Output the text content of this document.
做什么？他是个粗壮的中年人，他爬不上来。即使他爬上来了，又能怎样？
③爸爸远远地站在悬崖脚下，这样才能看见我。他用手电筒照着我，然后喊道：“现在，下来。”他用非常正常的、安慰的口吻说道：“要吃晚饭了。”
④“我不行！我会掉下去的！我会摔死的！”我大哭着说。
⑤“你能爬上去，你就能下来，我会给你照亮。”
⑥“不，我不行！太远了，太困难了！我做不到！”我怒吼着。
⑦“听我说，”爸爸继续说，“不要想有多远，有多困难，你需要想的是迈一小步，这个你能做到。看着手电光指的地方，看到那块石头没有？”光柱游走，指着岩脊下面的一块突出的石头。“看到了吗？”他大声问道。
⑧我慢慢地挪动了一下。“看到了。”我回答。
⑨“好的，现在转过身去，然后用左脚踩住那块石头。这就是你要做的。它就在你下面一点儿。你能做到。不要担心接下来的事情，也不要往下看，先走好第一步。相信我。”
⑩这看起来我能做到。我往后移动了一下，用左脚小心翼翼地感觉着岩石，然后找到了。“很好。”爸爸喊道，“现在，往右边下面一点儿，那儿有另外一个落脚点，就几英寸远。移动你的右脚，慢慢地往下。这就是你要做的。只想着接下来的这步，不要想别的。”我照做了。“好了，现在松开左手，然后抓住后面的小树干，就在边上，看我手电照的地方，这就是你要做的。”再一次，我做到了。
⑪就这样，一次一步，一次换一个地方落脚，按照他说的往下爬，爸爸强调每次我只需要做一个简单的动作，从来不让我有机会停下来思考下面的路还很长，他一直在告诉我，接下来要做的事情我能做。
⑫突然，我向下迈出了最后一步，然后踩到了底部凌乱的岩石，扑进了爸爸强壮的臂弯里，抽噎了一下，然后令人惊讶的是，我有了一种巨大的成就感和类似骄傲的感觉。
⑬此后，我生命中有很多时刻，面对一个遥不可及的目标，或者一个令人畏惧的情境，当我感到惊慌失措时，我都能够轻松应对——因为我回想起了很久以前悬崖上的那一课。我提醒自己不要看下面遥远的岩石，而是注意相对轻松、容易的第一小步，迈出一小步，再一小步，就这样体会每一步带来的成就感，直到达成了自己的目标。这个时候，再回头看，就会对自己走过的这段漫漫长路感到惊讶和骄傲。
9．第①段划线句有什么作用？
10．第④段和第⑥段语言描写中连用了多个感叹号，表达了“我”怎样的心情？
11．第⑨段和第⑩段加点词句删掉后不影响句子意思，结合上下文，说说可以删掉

* **Exercise requirements**
Exactly reproduce every line found in the records.

* **Solution to this exercise**
Output the text content of this document.
做什么？他是个粗壮的中年人，他爬不上来。即使他爬上来了，又能怎样？
③爸爸远远地站在悬崖脚下，这样才能看见我。他用手电筒照着我，然后喊道：“现在，下来。”他用非常正常的、安慰的口吻说道：“要吃晚饭了。”
④“我不行！我会掉下去的！我会摔死的！”我大哭着说。
⑤“你能爬上去，你就能下来，我会给你照亮。”
⑥“不，我不行！太远了，太困难了！我做不到！”我怒吼着。
⑦“听我说，”爸爸继续说，“不要想有多远，有多困难，你需要想的是迈一小步，这个你能做到。看着手电光指的地方，看到那块石头没有？”光柱游走，指着岩脊下面的一块突出的石头。“看到了吗？”他大声问道。
⑧我慢慢地挪动了一下。“看到了。”我回答。
⑨“好的，现在转过身去，然后用左脚踩住那块石头。这就是你要做的。它就在你下面一点儿。你能做到。不要担心接下来的事情，也不要往下看，先走好第一步。相信我。”
⑩这看起来我能做到。我往后移动了一下，用左脚小心翼翼地感觉着岩石，然后找到了。“很好。”爸爸喊道，“现在，往右边下面一点儿，那儿有另外一个落脚点，就几英寸远。移动你的右脚，慢慢地往下。这就是你要做的。只想着接下来的这步，不要想别的。”我照做了。“好了，现在松开左手，然后抓住后面的小树干，就在边上，看我手电照的地方，这就是你要做的。”再一次，我做到了。
⑪就这样，一次一步，一次换一个地方落脚，按照他说的往下爬，爸爸强调每次我只需要做一个简单的动作，从来不让我有机会停下来思考下面的路还很长，他一直在告诉我，接下来要做的事情我能做。
⑫突然，我向下迈出了最后一步，然后踩到了底部凌乱的岩石，扑进了爸爸强壮的臂弯里，抽噎了一下，然后令人惊讶的是，我有了一种巨大的成就感和类似骄傲的感觉。
⑬此后，我生命中有很多时刻，面对一个遥不可及的目标，或者一个令人畏惧的情境，当我感到惊慌失措时，我都能够轻松应对——因为我回想起了很久以前悬崖上的那一课。我提醒自己不要看下面遥远的岩石，而是注意相对轻松、容易的第一小步，迈出一小步，再一小步，就这样体会每一步带来的成就感，直到达成了自己的目标。这个时候，再回头看，就会对自己走过的这段漫漫长路感到惊讶和骄傲。
9．第①段划线句有什么作用？
10．第④段和第⑥段语言描写中连用了多个感叹号，表达了“我”怎样的心情？
11．第⑨段和第⑩段加点词句删掉后不影响句子意思，结合上下文，说说可以删掉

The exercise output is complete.